Go through the records and show each line where the word "crown" occurs.

+++ INPUT ROWS +++

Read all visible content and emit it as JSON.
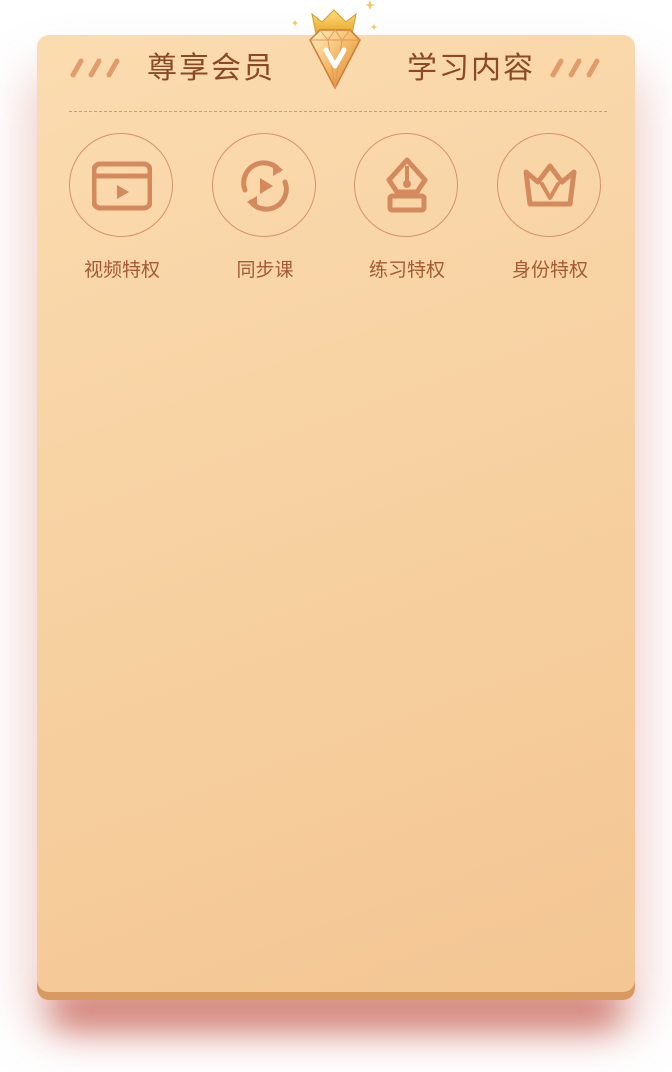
{
  "header": {
    "left_title": "尊享会员",
    "right_title": "学习内容",
    "badge_icon": "crown-gem-badge-icon"
  },
  "features": [
    {
      "label": "视频特权",
      "icon": "video-icon"
    },
    {
      "label": "同步课",
      "icon": "sync-play-icon"
    },
    {
      "label": "练习特权",
      "icon": "pen-nib-icon"
    },
    {
      "label": "身份特权",
      "icon": "crown-v-icon"
    }
  ],
  "colors": {
    "card_top": "#fbdcb0",
    "card_bottom": "#f4c693",
    "title_text": "#8a4a25",
    "label_text": "#a45a34",
    "icon_stroke": "#d6926a",
    "shadow": "#b93c2d"
  }
}
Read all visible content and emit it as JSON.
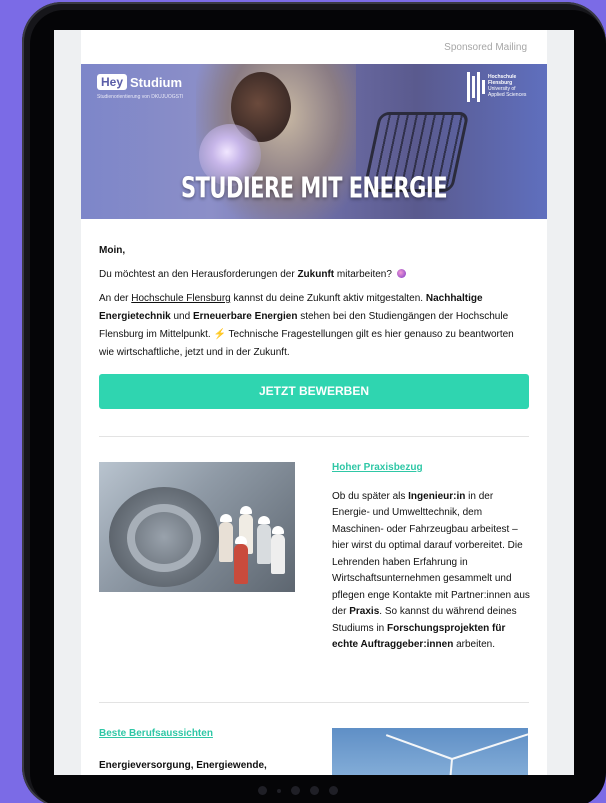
{
  "header": {
    "sponsor": "Sponsored Mailing"
  },
  "hero": {
    "brand_box": "Hey",
    "brand_text": "Studium",
    "brand_sub": "Studienorientierung von DKUJUOGSTI",
    "school_lines": [
      "Hochschule",
      "Flensburg",
      "University of",
      "Applied Sciences"
    ],
    "title": "STUDIERE MIT ENERGIE"
  },
  "intro": {
    "greeting": "Moin,",
    "line1_pre": "Du möchtest an den Herausforderungen der ",
    "line1_bold": "Zukunft",
    "line1_post": " mitarbeiten?",
    "p2_a": "An der ",
    "p2_link": "Hochschule Flensburg",
    "p2_b": " kannst du deine Zukunft aktiv mitgestalten. ",
    "p2_bold1": "Nachhaltige Energietechnik",
    "p2_c": " und ",
    "p2_bold2": "Erneuerbare Energien",
    "p2_d": " stehen bei den Studiengängen der Hochschule Flensburg im Mittelpunkt. ",
    "p2_bolt": "⚡",
    "p2_e": "  Technische Fragestellungen gilt es hier genauso zu beantworten wie wirtschaftliche, jetzt und in der Zukunft."
  },
  "cta": {
    "label": "JETZT BEWERBEN"
  },
  "section1": {
    "title": "Hoher Praxisbezug",
    "t1": "Ob du später als ",
    "b1": "Ingenieur:in",
    "t2": " in der Energie- und Umwelttechnik, dem Maschinen- oder Fahrzeugbau arbeitest – hier wirst du optimal darauf  vorbereitet. Die Lehrenden haben Erfahrung in Wirtschaftsunternehmen gesammelt und pflegen enge Kontakte mit Partner:innen aus der ",
    "b2": "Praxis",
    "t3": ". So kannst du während deines Studiums in ",
    "b3": "Forschungsprojekten für echte Auftraggeber:innen",
    "t4": " arbeiten."
  },
  "section2": {
    "title": "Beste Berufsaussichten",
    "text": "Energieversorgung, Energiewende,"
  },
  "colors": {
    "accent": "#2fd5b0",
    "link": "#2fc7a6",
    "background": "#7b6be6"
  },
  "icons": [
    "crystal-ball-icon",
    "lightning-icon"
  ]
}
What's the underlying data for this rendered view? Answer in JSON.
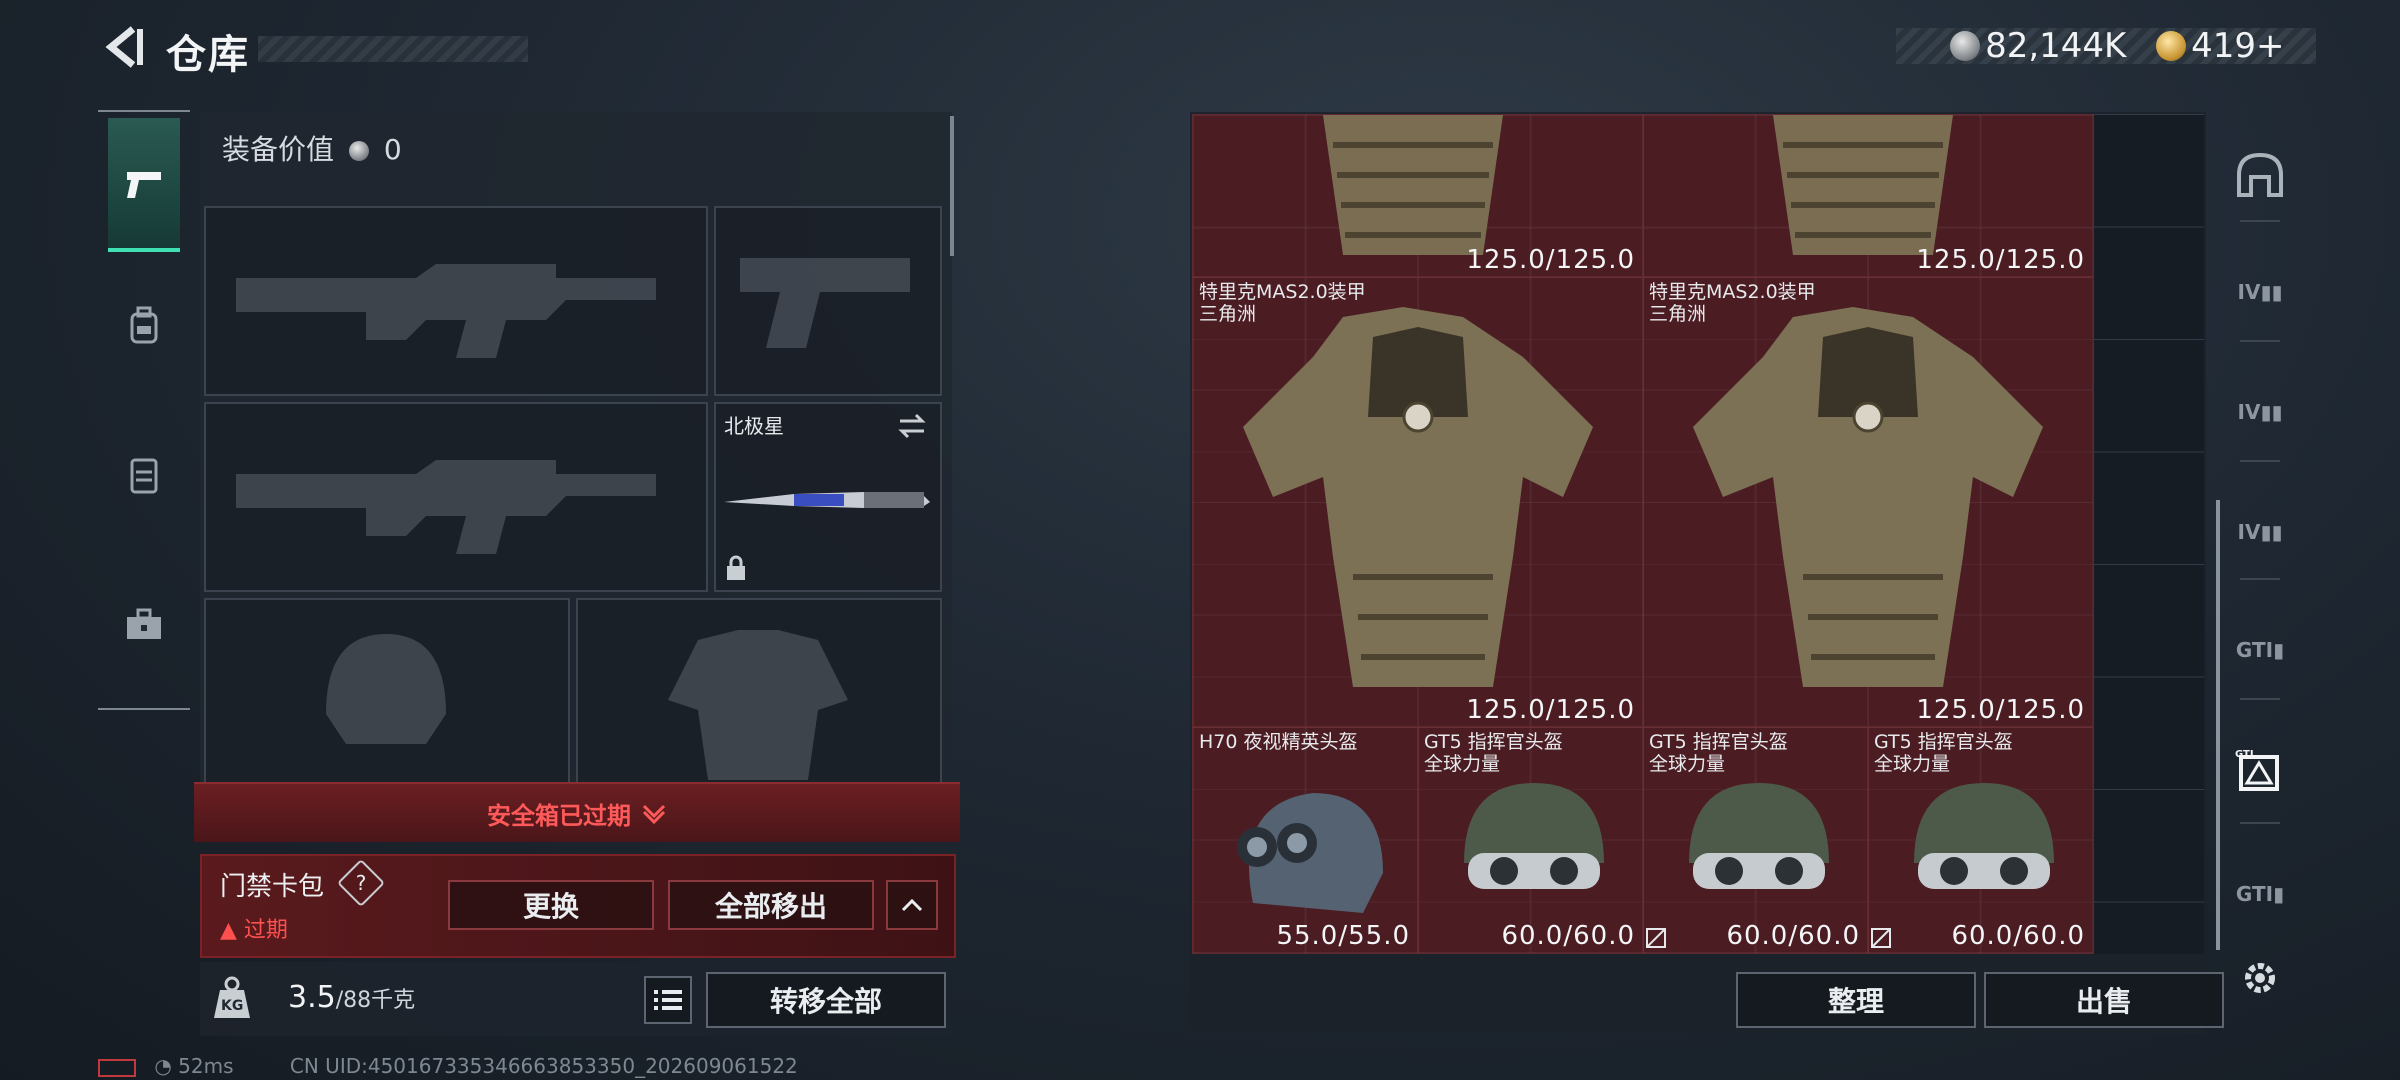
{
  "header": {
    "title": "仓库",
    "currencies": [
      {
        "icon": "silver-coin-icon",
        "value": "82,144K"
      },
      {
        "icon": "gold-coin-icon",
        "value": "419+"
      }
    ]
  },
  "left_tabs": [
    {
      "name": "pistol-icon",
      "active": true
    },
    {
      "name": "backpack-icon",
      "active": false
    },
    {
      "name": "chest-rig-icon",
      "active": false
    },
    {
      "name": "toolbox-icon",
      "active": false
    }
  ],
  "loadout": {
    "value_label": "装备价值",
    "value": "0",
    "melee_name": "北极星"
  },
  "safe_box": {
    "banner": "安全箱已过期",
    "card_title": "门禁卡包",
    "help": "?",
    "expired_text": "过期",
    "replace_label": "更换",
    "remove_all_label": "全部移出"
  },
  "weight": {
    "current": "3.5",
    "max_text": "/88千克",
    "icon_label": "KG",
    "transfer_all_label": "转移全部"
  },
  "status": {
    "ping": "52ms",
    "uid": "CN UID:450167335346663853350_202609061522"
  },
  "stash_items": [
    {
      "name": "",
      "durability": "125.0/125.0"
    },
    {
      "name": "",
      "durability": "125.0/125.0"
    },
    {
      "name": "特里克MAS2.0装甲\n三角洲",
      "durability": "125.0/125.0"
    },
    {
      "name": "特里克MAS2.0装甲\n三角洲",
      "durability": "125.0/125.0"
    },
    {
      "name": "H70 夜视精英头盔",
      "durability": "55.0/55.0"
    },
    {
      "name": "GT5 指挥官头盔\n全球力量",
      "durability": "60.0/60.0"
    },
    {
      "name": "GT5 指挥官头盔\n全球力量",
      "durability": "60.0/60.0"
    },
    {
      "name": "GT5 指挥官头盔\n全球力量",
      "durability": "60.0/60.0"
    }
  ],
  "stash_buttons": {
    "sort_label": "整理",
    "sell_label": "出售"
  },
  "side_filters": [
    {
      "name": "helmet-filter-icon",
      "label": ""
    },
    {
      "name": "armor-iv-filter-icon",
      "label": "IV"
    },
    {
      "name": "armor-iv-filter-icon",
      "label": "IV"
    },
    {
      "name": "armor-iv-filter-icon",
      "label": "IV"
    },
    {
      "name": "gti-filter-icon",
      "label": "GTI"
    },
    {
      "name": "gti-active-filter-icon",
      "label": "GTI"
    },
    {
      "name": "gti-filter-icon",
      "label": "GTI"
    }
  ],
  "colors": {
    "accent_green": "#3fe0b1",
    "alert_red": "#ff5050",
    "item_bg_red": "#601e24"
  }
}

+++

# FULL SOLUTION
    "badge_icon": "crown-gem-badge-icon"
      "icon": "crown-v-icon"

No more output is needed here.